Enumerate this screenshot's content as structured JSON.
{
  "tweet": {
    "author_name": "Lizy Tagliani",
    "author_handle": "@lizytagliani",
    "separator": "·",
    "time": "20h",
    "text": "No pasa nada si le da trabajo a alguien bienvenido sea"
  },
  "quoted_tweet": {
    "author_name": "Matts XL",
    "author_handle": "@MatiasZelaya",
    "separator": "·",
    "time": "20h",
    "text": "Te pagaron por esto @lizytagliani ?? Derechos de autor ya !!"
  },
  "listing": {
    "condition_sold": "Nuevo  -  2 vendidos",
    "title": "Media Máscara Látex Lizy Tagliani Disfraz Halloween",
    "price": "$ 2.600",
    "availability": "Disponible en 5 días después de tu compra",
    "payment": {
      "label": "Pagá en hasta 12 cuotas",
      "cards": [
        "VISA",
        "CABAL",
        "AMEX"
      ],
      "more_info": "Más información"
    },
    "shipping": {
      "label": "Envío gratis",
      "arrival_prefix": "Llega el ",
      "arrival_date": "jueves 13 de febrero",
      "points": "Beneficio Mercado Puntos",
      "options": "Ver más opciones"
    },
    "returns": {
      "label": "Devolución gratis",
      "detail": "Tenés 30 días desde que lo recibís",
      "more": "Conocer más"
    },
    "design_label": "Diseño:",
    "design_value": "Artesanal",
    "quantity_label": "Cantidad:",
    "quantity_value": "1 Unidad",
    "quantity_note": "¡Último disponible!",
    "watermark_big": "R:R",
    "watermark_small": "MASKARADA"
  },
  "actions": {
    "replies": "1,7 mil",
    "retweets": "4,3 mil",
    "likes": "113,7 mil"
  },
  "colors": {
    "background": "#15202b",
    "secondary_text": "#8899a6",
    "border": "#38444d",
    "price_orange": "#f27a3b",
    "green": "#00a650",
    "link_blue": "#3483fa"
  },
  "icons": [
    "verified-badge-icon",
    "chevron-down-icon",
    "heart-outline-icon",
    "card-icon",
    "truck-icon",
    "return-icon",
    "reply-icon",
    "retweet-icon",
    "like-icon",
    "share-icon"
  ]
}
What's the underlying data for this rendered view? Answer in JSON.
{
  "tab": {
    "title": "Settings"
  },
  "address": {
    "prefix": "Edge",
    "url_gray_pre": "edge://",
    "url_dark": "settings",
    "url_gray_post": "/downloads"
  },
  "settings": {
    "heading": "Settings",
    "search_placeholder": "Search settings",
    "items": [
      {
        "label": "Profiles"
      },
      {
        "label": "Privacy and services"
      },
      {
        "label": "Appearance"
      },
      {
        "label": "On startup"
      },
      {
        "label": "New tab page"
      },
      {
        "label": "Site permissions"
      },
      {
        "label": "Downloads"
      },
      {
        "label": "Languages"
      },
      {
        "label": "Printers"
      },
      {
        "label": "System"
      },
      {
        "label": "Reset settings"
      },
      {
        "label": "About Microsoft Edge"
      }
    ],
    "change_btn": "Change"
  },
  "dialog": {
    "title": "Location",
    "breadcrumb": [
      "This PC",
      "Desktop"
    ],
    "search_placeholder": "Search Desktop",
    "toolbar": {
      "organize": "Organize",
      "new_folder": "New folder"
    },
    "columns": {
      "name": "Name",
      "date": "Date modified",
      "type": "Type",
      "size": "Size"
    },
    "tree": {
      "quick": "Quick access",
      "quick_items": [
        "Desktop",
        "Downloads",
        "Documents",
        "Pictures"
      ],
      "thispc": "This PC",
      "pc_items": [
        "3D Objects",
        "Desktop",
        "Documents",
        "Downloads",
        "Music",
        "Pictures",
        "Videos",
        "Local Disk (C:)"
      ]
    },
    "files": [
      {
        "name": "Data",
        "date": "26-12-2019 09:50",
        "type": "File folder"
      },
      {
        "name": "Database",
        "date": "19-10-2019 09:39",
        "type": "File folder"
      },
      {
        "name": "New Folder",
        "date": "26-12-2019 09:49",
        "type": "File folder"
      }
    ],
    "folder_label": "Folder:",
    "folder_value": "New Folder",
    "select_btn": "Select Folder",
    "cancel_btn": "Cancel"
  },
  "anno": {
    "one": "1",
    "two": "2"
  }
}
┄┄┄┄┄┄
* [Your task]: Write out all the lines again, exactly as they are.

* [Complete answer]:
Enumerate this screenshot's content as structured JSON.
{
  "tweet": {
    "author_name": "Lizy Tagliani",
    "author_handle": "@lizytagliani",
    "separator": "·",
    "time": "20h",
    "text": "No pasa nada si le da trabajo a alguien bienvenido sea"
  },
  "quoted_tweet": {
    "author_name": "Matts XL",
    "author_handle": "@MatiasZelaya",
    "separator": "·",
    "time": "20h",
    "text": "Te pagaron por esto @lizytagliani ?? Derechos de autor ya !!"
  },
  "listing": {
    "condition_sold": "Nuevo  -  2 vendidos",
    "title": "Media Máscara Látex Lizy Tagliani Disfraz Halloween",
    "price": "$ 2.600",
    "availability": "Disponible en 5 días después de tu compra",
    "payment": {
      "label": "Pagá en hasta 12 cuotas",
      "cards": [
        "VISA",
        "CABAL",
        "AMEX"
      ],
      "more_info": "Más información"
    },
    "shipping": {
      "label": "Envío gratis",
      "arrival_prefix": "Llega el ",
      "arrival_date": "jueves 13 de febrero",
      "points": "Beneficio Mercado Puntos",
      "options": "Ver más opciones"
    },
    "returns": {
      "label": "Devolución gratis",
      "detail": "Tenés 30 días desde que lo recibís",
      "more": "Conocer más"
    },
    "design_label": "Diseño:",
    "design_value": "Artesanal",
    "quantity_label": "Cantidad:",
    "quantity_value": "1 Unidad",
    "quantity_note": "¡Último disponible!",
    "watermark_big": "R:R",
    "watermark_small": "MASKARADA"
  },
  "actions": {
    "replies": "1,7 mil",
    "retweets": "4,3 mil",
    "likes": "113,7 mil"
  },
  "colors": {
    "background": "#15202b",
    "secondary_text": "#8899a6",
    "border": "#38444d",
    "price_orange": "#f27a3b",
    "green": "#00a650",
    "link_blue": "#3483fa"
  },
  "icons": [
    "verified-badge-icon",
    "chevron-down-icon",
    "heart-outline-icon",
    "card-icon",
    "truck-icon",
    "return-icon",
    "reply-icon",
    "retweet-icon",
    "like-icon",
    "share-icon"
  ]
}
What's the underlying data for this rendered view? Answer in JSON.
{
  "tab": {
    "title": "Settings"
  },
  "address": {
    "prefix": "Edge",
    "url_gray_pre": "edge://",
    "url_dark": "settings",
    "url_gray_post": "/downloads"
  },
  "settings": {
    "heading": "Settings",
    "search_placeholder": "Search settings",
    "items": [
      {
        "label": "Profiles"
      },
      {
        "label": "Privacy and services"
      },
      {
        "label": "Appearance"
      },
      {
        "label": "On startup"
      },
      {
        "label": "New tab page"
      },
      {
        "label": "Site permissions"
      },
      {
        "label": "Downloads"
      },
      {
        "label": "Languages"
      },
      {
        "label": "Printers"
      },
      {
        "label": "System"
      },
      {
        "label": "Reset settings"
      },
      {
        "label": "About Microsoft Edge"
      }
    ],
    "change_btn": "Change"
  },
  "dialog": {
    "title": "Location",
    "breadcrumb": [
      "This PC",
      "Desktop"
    ],
    "search_placeholder": "Search Desktop",
    "toolbar": {
      "organize": "Organize",
      "new_folder": "New folder"
    },
    "columns": {
      "name": "Name",
      "date": "Date modified",
      "type": "Type",
      "size": "Size"
    },
    "tree": {
      "quick": "Quick access",
      "quick_items": [
        "Desktop",
        "Downloads",
        "Documents",
        "Pictures"
      ],
      "thispc": "This PC",
      "pc_items": [
        "3D Objects",
        "Desktop",
        "Documents",
        "Downloads",
        "Music",
        "Pictures",
        "Videos",
        "Local Disk (C:)"
      ]
    },
    "files": [
      {
        "name": "Data",
        "date": "26-12-2019 09:50",
        "type": "File folder"
      },
      {
        "name": "Database",
        "date": "19-10-2019 09:39",
        "type": "File folder"
      },
      {
        "name": "New Folder",
        "date": "26-12-2019 09:49",
        "type": "File folder"
      }
    ],
    "folder_label": "Folder:",
    "folder_value": "New Folder",
    "select_btn": "Select Folder",
    "cancel_btn": "Cancel"
  },
  "anno": {
    "one": "1",
    "two": "2"
  }
}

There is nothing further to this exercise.